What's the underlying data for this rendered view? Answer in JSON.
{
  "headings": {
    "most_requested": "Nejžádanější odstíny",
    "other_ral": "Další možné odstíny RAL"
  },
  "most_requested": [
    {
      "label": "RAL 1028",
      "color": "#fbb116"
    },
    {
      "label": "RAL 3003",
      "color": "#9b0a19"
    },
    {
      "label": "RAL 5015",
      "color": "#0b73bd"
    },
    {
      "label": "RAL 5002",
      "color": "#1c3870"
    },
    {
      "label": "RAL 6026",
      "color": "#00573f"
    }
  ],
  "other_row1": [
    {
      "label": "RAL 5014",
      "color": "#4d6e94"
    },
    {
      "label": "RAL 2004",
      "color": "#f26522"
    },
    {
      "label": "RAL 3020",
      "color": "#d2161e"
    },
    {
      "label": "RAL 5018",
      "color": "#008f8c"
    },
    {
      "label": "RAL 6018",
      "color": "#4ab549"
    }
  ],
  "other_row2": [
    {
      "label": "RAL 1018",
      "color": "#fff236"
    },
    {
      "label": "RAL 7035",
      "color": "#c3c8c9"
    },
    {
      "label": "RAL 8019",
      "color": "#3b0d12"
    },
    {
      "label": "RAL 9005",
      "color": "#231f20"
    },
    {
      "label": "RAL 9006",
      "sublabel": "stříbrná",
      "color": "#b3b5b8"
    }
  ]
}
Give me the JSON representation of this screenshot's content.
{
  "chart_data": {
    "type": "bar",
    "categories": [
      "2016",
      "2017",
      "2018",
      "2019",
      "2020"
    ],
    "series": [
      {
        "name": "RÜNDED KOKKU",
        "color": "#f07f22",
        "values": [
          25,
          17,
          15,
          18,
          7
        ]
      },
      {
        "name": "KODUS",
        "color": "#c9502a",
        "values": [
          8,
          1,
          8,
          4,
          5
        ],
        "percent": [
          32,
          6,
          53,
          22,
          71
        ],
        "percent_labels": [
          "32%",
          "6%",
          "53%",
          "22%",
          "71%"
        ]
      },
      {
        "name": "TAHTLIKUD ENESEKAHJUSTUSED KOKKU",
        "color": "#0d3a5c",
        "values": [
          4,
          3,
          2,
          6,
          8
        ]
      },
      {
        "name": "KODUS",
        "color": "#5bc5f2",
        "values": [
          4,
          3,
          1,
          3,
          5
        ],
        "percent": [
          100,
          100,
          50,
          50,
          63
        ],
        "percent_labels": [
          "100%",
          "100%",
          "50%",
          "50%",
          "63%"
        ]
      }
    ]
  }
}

----

STATED TASK:
Repeat the material above in full, keeping every word.

EXERCISE RESULT:
What's the underlying data for this rendered view? Answer in JSON.
{
  "headings": {
    "most_requested": "Nejžádanější odstíny",
    "other_ral": "Další možné odstíny RAL"
  },
  "most_requested": [
    {
      "label": "RAL 1028",
      "color": "#fbb116"
    },
    {
      "label": "RAL 3003",
      "color": "#9b0a19"
    },
    {
      "label": "RAL 5015",
      "color": "#0b73bd"
    },
    {
      "label": "RAL 5002",
      "color": "#1c3870"
    },
    {
      "label": "RAL 6026",
      "color": "#00573f"
    }
  ],
  "other_row1": [
    {
      "label": "RAL 5014",
      "color": "#4d6e94"
    },
    {
      "label": "RAL 2004",
      "color": "#f26522"
    },
    {
      "label": "RAL 3020",
      "color": "#d2161e"
    },
    {
      "label": "RAL 5018",
      "color": "#008f8c"
    },
    {
      "label": "RAL 6018",
      "color": "#4ab549"
    }
  ],
  "other_row2": [
    {
      "label": "RAL 1018",
      "color": "#fff236"
    },
    {
      "label": "RAL 7035",
      "color": "#c3c8c9"
    },
    {
      "label": "RAL 8019",
      "color": "#3b0d12"
    },
    {
      "label": "RAL 9005",
      "color": "#231f20"
    },
    {
      "label": "RAL 9006",
      "sublabel": "stříbrná",
      "color": "#b3b5b8"
    }
  ]
}
Give me the JSON representation of this screenshot's content.
{
  "chart_data": {
    "type": "bar",
    "categories": [
      "2016",
      "2017",
      "2018",
      "2019",
      "2020"
    ],
    "series": [
      {
        "name": "RÜNDED KOKKU",
        "color": "#f07f22",
        "values": [
          25,
          17,
          15,
          18,
          7
        ]
      },
      {
        "name": "KODUS",
        "color": "#c9502a",
        "values": [
          8,
          1,
          8,
          4,
          5
        ],
        "percent": [
          32,
          6,
          53,
          22,
          71
        ],
        "percent_labels": [
          "32%",
          "6%",
          "53%",
          "22%",
          "71%"
        ]
      },
      {
        "name": "TAHTLIKUD ENESEKAHJUSTUSED KOKKU",
        "color": "#0d3a5c",
        "values": [
          4,
          3,
          2,
          6,
          8
        ]
      },
      {
        "name": "KODUS",
        "color": "#5bc5f2",
        "values": [
          4,
          3,
          1,
          3,
          5
        ],
        "percent": [
          100,
          100,
          50,
          50,
          63
        ],
        "percent_labels": [
          "100%",
          "100%",
          "50%",
          "50%",
          "63%"
        ]
      }
    ]
  }
}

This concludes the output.